Copy the following records line for line, leaving out the pictures.

════════

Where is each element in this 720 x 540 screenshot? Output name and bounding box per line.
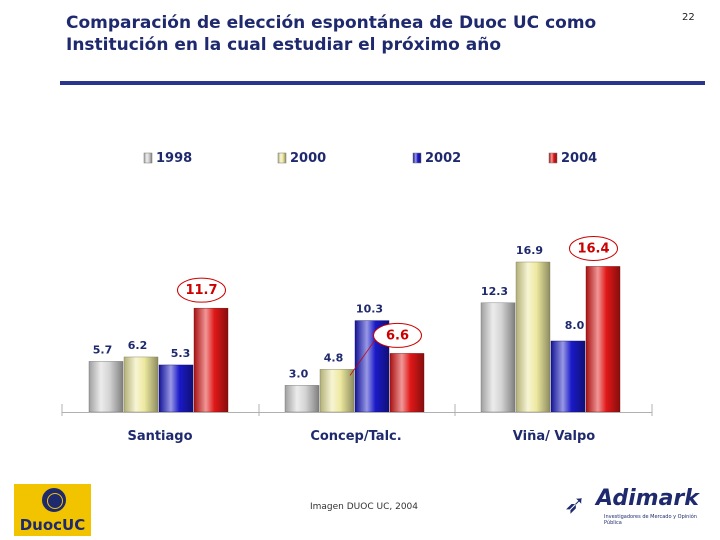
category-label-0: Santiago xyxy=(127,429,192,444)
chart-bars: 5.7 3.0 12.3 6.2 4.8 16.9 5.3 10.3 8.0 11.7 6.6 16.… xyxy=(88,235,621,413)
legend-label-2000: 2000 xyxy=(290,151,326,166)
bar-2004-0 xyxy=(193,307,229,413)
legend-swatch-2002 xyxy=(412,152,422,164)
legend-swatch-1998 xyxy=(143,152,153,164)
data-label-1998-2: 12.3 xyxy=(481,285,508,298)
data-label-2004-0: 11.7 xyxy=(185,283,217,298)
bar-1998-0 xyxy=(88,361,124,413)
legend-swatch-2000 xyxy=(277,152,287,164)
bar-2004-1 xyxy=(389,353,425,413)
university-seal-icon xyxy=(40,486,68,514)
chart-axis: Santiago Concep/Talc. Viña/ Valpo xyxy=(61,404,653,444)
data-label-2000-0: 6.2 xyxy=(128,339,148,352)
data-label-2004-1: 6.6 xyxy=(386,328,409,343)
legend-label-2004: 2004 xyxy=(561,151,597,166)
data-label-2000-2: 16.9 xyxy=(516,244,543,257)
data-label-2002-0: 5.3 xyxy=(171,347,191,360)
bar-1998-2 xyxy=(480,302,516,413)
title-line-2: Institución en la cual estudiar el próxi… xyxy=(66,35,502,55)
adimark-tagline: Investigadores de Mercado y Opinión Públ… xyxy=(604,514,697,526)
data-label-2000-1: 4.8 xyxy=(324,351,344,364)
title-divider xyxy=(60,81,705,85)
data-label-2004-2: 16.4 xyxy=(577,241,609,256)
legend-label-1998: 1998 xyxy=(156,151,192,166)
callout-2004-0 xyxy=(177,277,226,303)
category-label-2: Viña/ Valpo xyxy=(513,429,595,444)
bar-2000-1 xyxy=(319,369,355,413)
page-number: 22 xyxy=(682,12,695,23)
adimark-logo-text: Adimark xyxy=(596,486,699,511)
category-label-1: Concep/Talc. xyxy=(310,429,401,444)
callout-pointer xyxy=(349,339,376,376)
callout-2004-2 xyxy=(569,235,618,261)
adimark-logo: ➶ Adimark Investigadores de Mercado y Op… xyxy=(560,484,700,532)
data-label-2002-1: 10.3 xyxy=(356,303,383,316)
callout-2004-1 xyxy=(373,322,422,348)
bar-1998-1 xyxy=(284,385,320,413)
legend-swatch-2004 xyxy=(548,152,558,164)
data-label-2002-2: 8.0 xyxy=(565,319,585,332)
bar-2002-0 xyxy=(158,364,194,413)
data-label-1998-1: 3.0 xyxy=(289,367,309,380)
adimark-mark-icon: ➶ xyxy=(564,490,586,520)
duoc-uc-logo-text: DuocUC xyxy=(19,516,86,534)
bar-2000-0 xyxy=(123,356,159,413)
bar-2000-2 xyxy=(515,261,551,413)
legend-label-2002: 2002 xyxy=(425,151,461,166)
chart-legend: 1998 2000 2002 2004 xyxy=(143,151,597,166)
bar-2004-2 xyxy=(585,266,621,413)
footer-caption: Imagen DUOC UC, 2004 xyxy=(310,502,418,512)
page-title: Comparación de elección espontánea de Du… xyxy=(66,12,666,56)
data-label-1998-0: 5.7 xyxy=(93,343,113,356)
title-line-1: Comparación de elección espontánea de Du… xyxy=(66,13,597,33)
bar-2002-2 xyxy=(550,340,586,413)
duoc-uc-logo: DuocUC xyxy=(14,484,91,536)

════════

Expected answer:
Where is each element in this 720 x 540 screenshot? Output name and bounding box per line.
category-label-0: Santiago xyxy=(127,429,192,444)
chart-bars: 5.7 3.0 12.3 6.2 4.8 16.9 5.3 10.3 8.0 11.7 6.6 16.… xyxy=(88,235,621,413)
legend-label-2000: 2000 xyxy=(290,151,326,166)
bar-2004-0 xyxy=(193,307,229,413)
legend-swatch-2002 xyxy=(412,152,422,164)
legend-swatch-1998 xyxy=(143,152,153,164)
data-label-1998-2: 12.3 xyxy=(481,285,508,298)
data-label-2004-0: 11.7 xyxy=(185,283,217,298)
bar-1998-0 xyxy=(88,361,124,413)
legend-swatch-2000 xyxy=(277,152,287,164)
bar-2004-1 xyxy=(389,353,425,413)
university-seal-icon xyxy=(40,486,68,514)
chart-axis: Santiago Concep/Talc. Viña/ Valpo xyxy=(61,404,653,444)
data-label-2000-0: 6.2 xyxy=(128,339,148,352)
data-label-2004-1: 6.6 xyxy=(386,328,409,343)
legend-label-2004: 2004 xyxy=(561,151,597,166)
data-label-2000-2: 16.9 xyxy=(516,244,543,257)
data-label-2002-0: 5.3 xyxy=(171,347,191,360)
bar-1998-2 xyxy=(480,302,516,413)
title-line-2: Institución en la cual estudiar el próxi… xyxy=(66,35,502,55)
adimark-tagline: Investigadores de Mercado y Opinión Públ… xyxy=(604,514,697,526)
data-label-2000-1: 4.8 xyxy=(324,351,344,364)
title-divider xyxy=(60,81,705,85)
data-label-2004-2: 16.4 xyxy=(577,241,609,256)
legend-label-1998: 1998 xyxy=(156,151,192,166)
callout-2004-0 xyxy=(177,277,226,303)
category-label-2: Viña/ Valpo xyxy=(513,429,595,444)
bar-2000-1 xyxy=(319,369,355,413)
page-number: 22 xyxy=(682,12,695,23)
adimark-logo-text: Adimark xyxy=(596,486,699,511)
category-label-1: Concep/Talc. xyxy=(310,429,401,444)
callout-pointer xyxy=(349,339,376,376)
callout-2004-2 xyxy=(569,235,618,261)
adimark-logo: ➶ Adimark Investigadores de Mercado y Op… xyxy=(560,484,700,532)
data-label-2002-1: 10.3 xyxy=(356,303,383,316)
callout-2004-1 xyxy=(373,322,422,348)
bar-1998-1 xyxy=(284,385,320,413)
legend-swatch-2004 xyxy=(548,152,558,164)
data-label-2002-2: 8.0 xyxy=(565,319,585,332)
bar-2002-0 xyxy=(158,364,194,413)
data-label-1998-1: 3.0 xyxy=(289,367,309,380)
adimark-mark-icon: ➶ xyxy=(564,490,586,520)
duoc-uc-logo-text: DuocUC xyxy=(19,516,86,534)
bar-2000-0 xyxy=(123,356,159,413)
bar-2000-2 xyxy=(515,261,551,413)
legend-label-2002: 2002 xyxy=(425,151,461,166)
chart-legend: 1998 2000 2002 2004 xyxy=(143,151,597,166)
bar-2004-2 xyxy=(585,266,621,413)
footer-caption: Imagen DUOC UC, 2004 xyxy=(310,502,418,512)
page-title: Comparación de elección espontánea de Du… xyxy=(66,12,666,56)
data-label-1998-0: 5.7 xyxy=(93,343,113,356)
title-line-1: Comparación de elección espontánea de Du… xyxy=(66,13,597,33)
bar-2002-2 xyxy=(550,340,586,413)
duoc-uc-logo: DuocUC xyxy=(14,484,91,536)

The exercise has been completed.